→ **PROBLEM TO SOLVE**
Count the lines containing "data". Give the number alone.

→ **MATERIAL**
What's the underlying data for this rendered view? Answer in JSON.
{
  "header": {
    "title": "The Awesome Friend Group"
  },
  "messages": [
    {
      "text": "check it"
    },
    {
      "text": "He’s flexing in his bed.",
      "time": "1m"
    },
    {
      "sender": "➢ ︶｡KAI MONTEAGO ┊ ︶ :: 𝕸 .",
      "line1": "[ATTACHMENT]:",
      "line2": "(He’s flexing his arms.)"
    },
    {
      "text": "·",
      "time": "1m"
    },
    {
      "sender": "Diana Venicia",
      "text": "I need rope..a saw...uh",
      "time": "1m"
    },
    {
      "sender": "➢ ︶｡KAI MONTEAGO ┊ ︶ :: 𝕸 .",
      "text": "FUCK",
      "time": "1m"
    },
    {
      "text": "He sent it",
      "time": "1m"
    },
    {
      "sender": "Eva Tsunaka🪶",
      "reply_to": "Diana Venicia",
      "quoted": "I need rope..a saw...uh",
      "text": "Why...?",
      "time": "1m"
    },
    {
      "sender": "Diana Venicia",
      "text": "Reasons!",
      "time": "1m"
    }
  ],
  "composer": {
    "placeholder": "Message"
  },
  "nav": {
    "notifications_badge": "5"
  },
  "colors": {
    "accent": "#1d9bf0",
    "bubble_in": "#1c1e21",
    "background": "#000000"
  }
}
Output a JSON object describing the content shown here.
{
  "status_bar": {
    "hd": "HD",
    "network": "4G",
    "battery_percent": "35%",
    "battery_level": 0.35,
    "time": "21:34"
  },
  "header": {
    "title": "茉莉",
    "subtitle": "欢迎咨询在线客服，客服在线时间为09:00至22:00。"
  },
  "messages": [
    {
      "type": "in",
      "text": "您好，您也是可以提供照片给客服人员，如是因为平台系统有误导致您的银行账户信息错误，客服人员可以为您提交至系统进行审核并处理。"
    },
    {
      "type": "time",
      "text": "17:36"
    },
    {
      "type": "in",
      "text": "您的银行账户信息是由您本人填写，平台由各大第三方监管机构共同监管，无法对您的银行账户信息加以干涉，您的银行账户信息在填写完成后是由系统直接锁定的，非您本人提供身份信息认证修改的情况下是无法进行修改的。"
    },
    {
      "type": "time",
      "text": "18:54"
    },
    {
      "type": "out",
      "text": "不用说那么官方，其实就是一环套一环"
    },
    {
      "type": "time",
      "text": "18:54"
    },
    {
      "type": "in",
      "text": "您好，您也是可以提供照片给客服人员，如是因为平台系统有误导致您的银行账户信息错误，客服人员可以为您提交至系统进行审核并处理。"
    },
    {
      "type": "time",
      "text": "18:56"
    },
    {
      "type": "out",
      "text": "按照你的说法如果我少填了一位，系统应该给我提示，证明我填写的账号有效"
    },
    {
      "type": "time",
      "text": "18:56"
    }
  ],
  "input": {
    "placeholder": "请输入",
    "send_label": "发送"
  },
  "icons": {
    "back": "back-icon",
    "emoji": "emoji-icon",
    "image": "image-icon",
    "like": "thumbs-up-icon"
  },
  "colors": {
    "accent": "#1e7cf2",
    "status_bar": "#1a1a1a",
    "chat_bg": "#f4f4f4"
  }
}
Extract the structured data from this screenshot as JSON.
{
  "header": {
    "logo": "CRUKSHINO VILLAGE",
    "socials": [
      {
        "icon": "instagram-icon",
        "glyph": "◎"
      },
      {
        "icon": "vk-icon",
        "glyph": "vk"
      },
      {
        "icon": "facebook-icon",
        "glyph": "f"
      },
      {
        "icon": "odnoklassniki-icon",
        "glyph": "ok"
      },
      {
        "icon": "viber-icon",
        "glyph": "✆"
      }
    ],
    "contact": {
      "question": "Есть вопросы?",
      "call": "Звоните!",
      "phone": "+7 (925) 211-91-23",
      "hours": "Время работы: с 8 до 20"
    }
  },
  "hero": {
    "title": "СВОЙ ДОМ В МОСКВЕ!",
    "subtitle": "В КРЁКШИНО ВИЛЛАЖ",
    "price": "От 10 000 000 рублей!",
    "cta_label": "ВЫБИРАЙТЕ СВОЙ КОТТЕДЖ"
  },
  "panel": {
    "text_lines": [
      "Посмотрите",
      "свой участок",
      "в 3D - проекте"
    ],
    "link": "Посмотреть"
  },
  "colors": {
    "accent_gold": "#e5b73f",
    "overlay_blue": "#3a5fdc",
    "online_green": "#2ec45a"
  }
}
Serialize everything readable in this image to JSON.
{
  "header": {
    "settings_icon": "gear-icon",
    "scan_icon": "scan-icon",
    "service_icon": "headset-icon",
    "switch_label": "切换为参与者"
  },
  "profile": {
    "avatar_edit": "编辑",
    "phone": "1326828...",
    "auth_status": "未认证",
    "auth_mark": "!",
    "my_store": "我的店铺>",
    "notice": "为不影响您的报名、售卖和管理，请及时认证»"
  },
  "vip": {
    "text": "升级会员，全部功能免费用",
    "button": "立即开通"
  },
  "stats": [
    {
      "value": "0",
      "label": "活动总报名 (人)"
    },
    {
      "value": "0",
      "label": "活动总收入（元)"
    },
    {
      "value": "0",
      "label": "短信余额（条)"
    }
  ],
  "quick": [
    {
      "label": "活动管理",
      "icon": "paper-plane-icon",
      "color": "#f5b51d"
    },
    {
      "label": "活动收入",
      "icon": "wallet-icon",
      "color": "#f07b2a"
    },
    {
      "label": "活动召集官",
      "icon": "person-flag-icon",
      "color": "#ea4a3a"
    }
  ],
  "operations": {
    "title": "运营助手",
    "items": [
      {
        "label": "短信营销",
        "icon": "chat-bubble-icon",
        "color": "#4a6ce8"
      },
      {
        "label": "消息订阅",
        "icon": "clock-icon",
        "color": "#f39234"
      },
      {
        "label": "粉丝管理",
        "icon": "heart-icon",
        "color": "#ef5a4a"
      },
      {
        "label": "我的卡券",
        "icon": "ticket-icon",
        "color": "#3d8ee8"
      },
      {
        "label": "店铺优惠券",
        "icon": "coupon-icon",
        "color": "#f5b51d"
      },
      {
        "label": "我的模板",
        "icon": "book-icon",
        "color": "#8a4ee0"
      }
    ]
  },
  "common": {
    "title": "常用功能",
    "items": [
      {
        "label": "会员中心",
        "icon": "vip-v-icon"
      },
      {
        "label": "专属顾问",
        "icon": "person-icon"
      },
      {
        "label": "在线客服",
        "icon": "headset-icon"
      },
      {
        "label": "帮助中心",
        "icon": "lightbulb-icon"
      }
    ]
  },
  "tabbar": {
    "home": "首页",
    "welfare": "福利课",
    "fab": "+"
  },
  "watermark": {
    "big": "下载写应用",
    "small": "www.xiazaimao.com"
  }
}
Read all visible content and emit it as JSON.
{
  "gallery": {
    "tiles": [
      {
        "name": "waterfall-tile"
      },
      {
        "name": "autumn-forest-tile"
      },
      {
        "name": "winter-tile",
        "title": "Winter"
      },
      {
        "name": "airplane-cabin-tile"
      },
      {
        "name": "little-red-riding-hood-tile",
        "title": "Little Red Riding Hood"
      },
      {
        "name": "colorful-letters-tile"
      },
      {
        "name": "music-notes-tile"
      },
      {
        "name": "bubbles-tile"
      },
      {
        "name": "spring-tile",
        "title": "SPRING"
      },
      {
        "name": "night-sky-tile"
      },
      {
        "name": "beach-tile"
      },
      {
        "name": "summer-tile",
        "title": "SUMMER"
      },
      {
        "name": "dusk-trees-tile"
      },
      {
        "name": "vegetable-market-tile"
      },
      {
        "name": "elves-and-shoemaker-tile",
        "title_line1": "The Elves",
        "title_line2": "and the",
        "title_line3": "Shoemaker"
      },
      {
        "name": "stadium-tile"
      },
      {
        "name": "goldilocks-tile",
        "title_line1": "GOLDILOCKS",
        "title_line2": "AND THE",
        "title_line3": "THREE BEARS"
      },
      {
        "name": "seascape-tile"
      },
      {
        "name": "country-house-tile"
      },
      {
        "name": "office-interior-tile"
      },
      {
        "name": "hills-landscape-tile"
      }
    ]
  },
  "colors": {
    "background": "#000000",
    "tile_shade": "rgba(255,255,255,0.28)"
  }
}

→ **RESULT**
2